Lines of data
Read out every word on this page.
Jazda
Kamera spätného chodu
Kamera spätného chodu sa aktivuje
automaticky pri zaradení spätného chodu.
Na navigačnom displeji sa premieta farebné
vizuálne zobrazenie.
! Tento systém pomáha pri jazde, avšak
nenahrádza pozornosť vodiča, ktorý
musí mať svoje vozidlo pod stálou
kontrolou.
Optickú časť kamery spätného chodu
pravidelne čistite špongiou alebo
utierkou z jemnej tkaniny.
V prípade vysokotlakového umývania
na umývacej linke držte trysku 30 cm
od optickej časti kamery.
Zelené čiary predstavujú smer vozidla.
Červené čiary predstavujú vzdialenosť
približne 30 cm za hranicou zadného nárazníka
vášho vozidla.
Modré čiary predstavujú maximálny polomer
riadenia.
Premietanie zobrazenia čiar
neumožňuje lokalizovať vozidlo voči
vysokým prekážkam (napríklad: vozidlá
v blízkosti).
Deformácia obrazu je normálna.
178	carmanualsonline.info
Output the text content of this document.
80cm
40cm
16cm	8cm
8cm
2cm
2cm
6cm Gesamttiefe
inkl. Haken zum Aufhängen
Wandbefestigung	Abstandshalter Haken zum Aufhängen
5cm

■ EXERCISE DIRECTIONS ■
Reproduce, exactly and with nothing added, the lines from the one that includes "Output the text content of this document." through the last line of the material.

■ CORRECT RESULT ■
Output the text content of this document.
80cm
40cm
16cm	8cm
8cm
2cm
2cm
6cm Gesamttiefe
inkl. Haken zum Aufhängen
Wandbefestigung	Abstandshalter Haken zum Aufhängen
5cm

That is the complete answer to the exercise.